- _EXERCISE AIM_: Count the lines below that contain the string "image", and state only that number.

- _Spatial annotation entries_:
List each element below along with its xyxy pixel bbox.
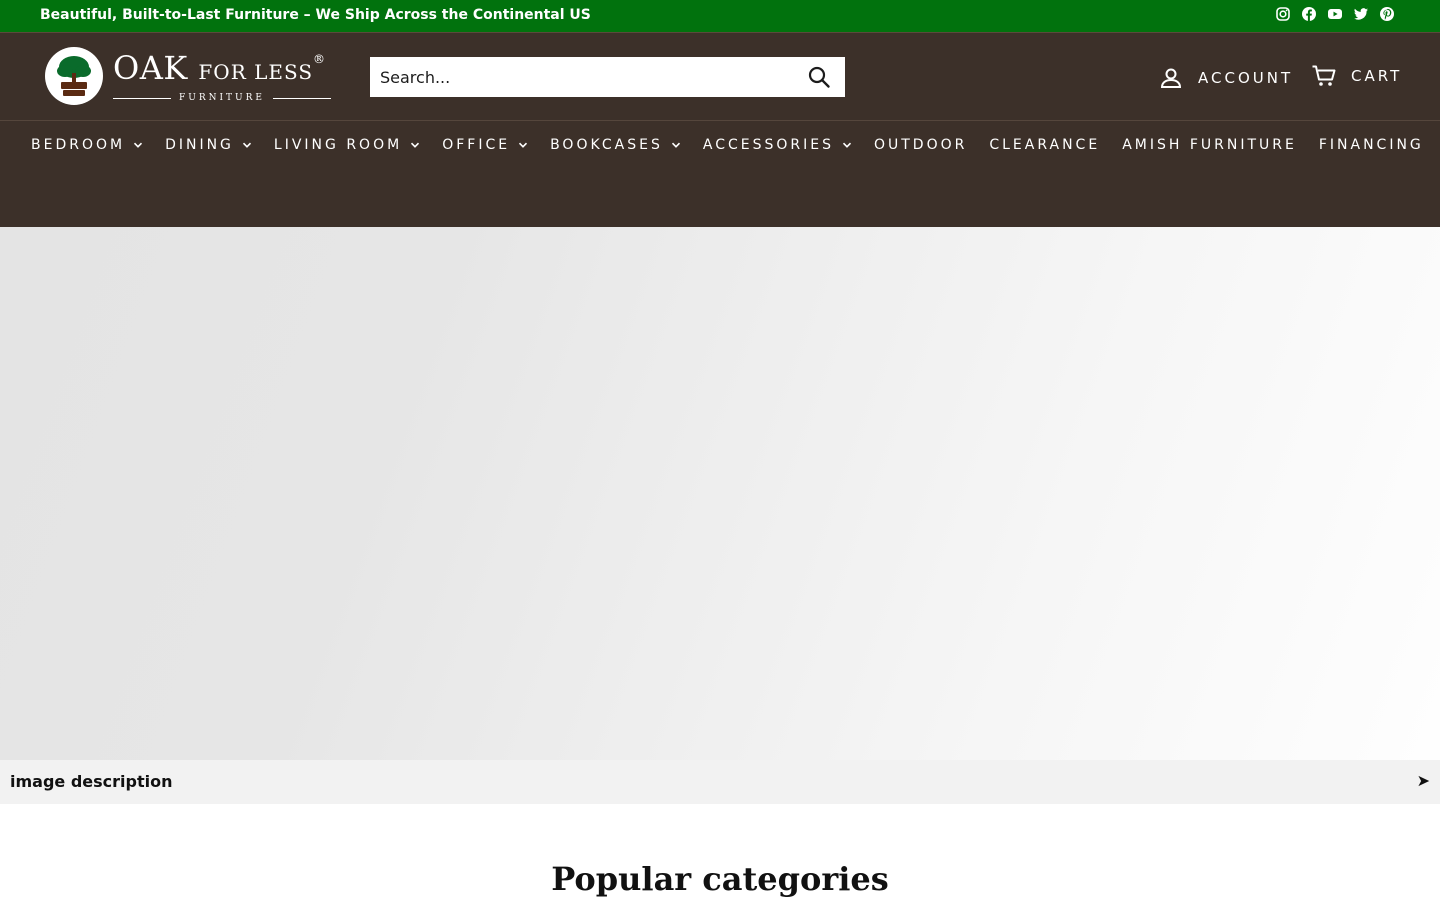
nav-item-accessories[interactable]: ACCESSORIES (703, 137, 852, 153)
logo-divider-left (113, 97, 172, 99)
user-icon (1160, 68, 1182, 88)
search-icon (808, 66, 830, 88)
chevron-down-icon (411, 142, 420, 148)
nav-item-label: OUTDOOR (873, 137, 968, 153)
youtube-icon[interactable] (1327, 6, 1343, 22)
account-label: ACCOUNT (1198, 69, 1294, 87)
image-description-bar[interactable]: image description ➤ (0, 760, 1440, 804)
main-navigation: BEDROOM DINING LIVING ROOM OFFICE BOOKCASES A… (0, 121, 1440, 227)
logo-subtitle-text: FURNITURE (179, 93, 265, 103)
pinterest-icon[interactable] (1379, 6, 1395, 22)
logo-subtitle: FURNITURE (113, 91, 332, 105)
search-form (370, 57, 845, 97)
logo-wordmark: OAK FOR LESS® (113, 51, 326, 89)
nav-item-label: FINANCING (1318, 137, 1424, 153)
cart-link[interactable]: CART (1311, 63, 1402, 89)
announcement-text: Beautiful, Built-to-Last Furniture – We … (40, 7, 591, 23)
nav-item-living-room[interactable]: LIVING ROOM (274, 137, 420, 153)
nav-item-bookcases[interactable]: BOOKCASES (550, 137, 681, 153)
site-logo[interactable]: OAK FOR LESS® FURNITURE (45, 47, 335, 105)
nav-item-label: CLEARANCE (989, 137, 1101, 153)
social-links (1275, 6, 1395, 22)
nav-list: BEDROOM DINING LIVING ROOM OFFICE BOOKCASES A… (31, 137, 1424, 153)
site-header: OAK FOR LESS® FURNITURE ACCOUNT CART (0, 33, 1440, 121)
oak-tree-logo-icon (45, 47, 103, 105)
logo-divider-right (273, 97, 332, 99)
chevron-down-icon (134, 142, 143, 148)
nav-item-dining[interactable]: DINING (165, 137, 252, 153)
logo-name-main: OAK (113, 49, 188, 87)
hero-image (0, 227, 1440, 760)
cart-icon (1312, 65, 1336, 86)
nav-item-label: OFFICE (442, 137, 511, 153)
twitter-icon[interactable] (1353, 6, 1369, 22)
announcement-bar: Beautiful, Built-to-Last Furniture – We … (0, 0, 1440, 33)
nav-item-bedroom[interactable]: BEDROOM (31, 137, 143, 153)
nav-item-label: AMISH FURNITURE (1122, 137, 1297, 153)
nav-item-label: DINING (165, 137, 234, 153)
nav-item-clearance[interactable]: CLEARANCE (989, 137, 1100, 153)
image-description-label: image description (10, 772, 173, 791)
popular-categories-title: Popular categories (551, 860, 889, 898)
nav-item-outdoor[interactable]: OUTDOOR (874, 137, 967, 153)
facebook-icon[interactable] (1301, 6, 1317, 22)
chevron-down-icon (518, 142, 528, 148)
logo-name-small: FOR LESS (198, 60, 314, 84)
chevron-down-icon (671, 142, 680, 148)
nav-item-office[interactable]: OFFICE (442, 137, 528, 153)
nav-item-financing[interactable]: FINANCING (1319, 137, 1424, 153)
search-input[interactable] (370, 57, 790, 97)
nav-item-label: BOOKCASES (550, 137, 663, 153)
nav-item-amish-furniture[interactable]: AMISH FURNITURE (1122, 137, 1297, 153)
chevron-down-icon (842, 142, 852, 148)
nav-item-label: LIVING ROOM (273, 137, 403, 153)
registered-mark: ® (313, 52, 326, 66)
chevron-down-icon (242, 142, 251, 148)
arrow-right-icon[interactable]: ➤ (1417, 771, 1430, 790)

- _THE SOLUTION_: 3